##### RECORD EXTRACTS #####

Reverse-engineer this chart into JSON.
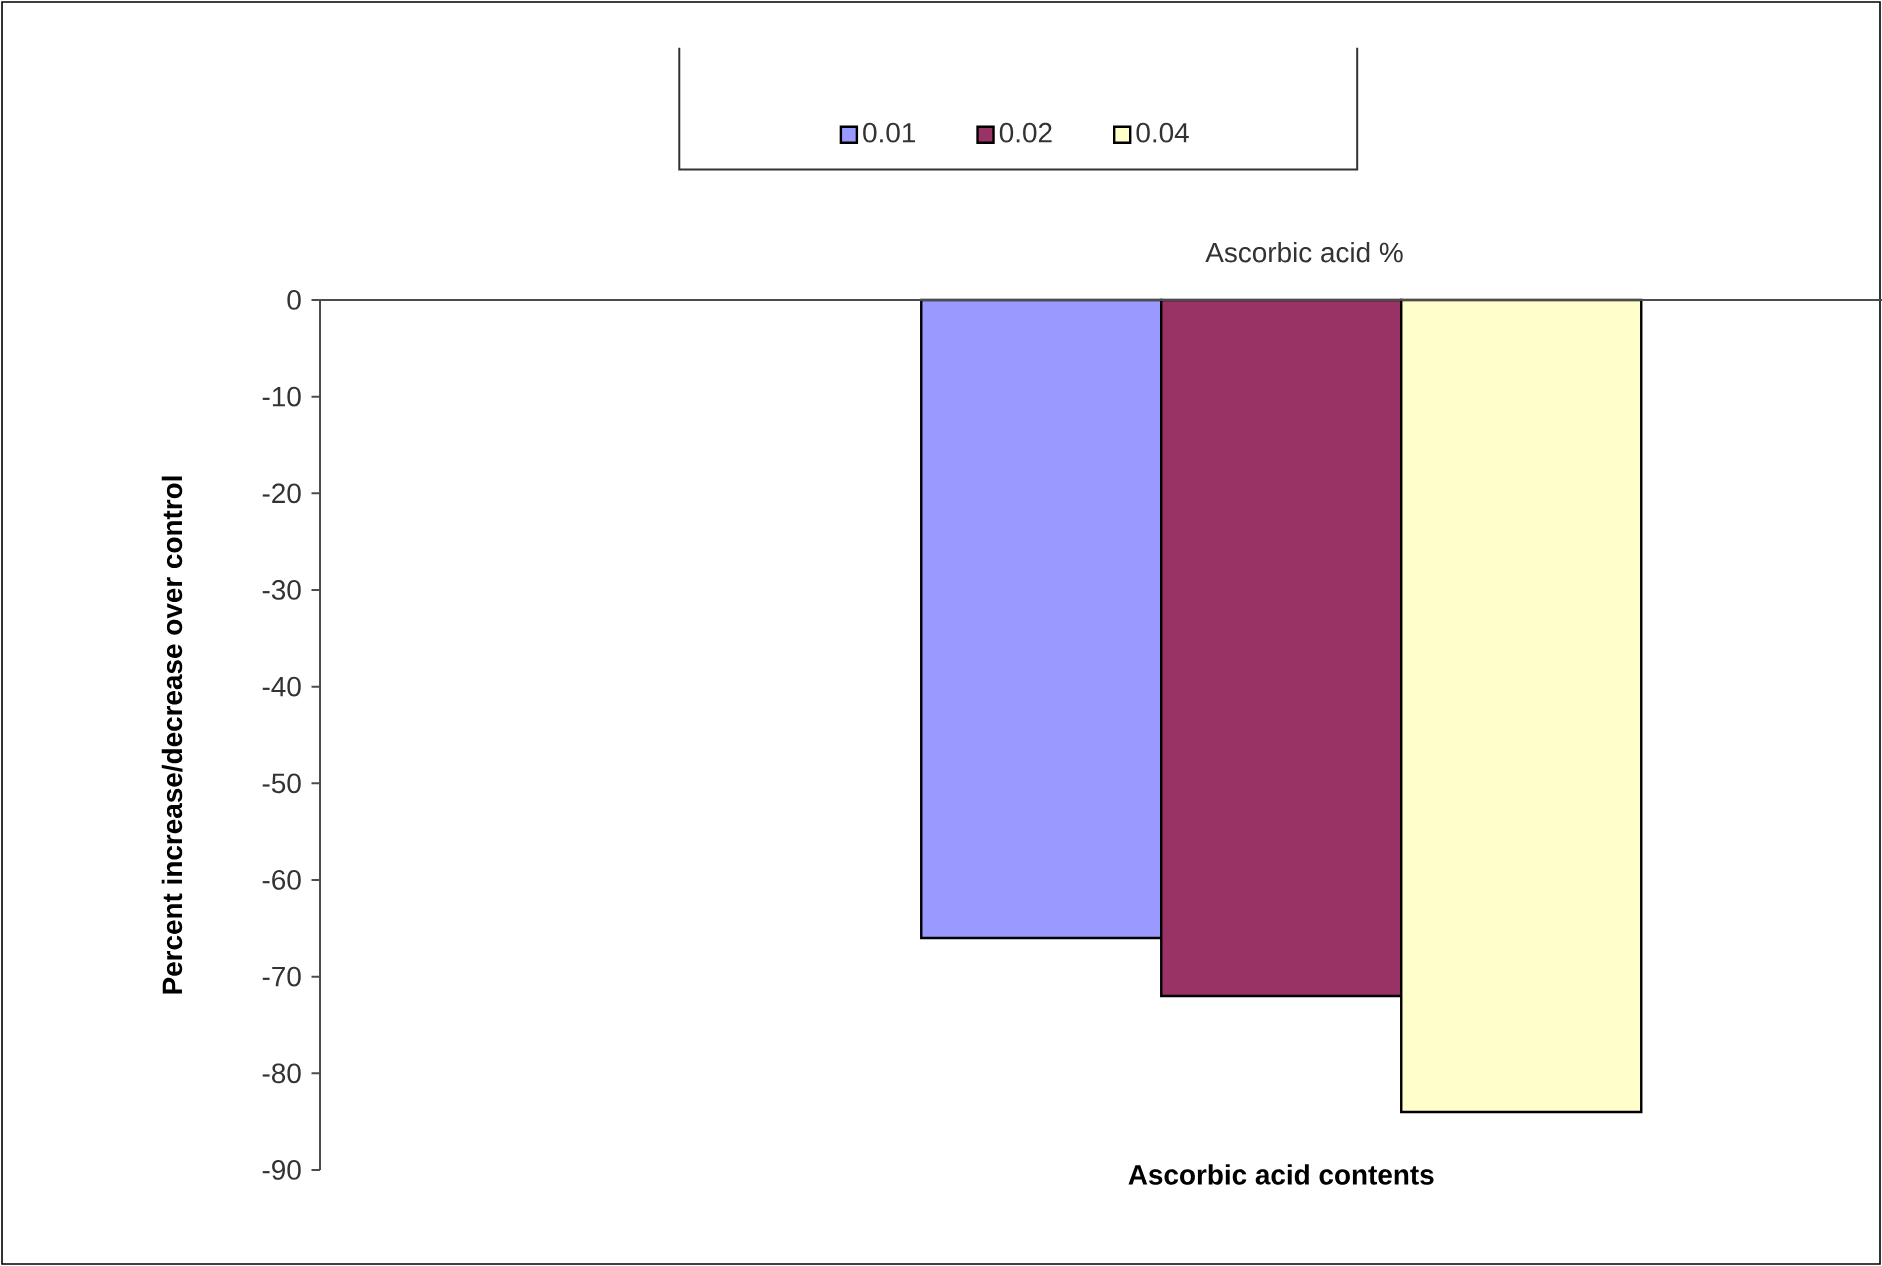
{
  "chart_data": {
    "type": "bar",
    "categories": [
      "Ascorbic acid contents"
    ],
    "series": [
      {
        "name": "0.01",
        "color": "#9999ff",
        "values": [
          -66
        ]
      },
      {
        "name": "0.02",
        "color": "#993366",
        "values": [
          -72
        ]
      },
      {
        "name": "0.04",
        "color": "#ffffcc",
        "values": [
          -84
        ]
      }
    ],
    "ylabel": "Percent increase/decrease over control",
    "legend_title": "Ascorbic acid %",
    "legend": "top",
    "ylim": [
      -90,
      0
    ],
    "yticks": [
      0,
      -10,
      -20,
      -30,
      -40,
      -50,
      -60,
      -70,
      -80,
      -90
    ]
  }
}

#####

■ WRITTEN EXERCISE ■
From the data above, count the lines where "color" occurs and give that figure and nothing else.

■ WRITTEN ANSWER ■
3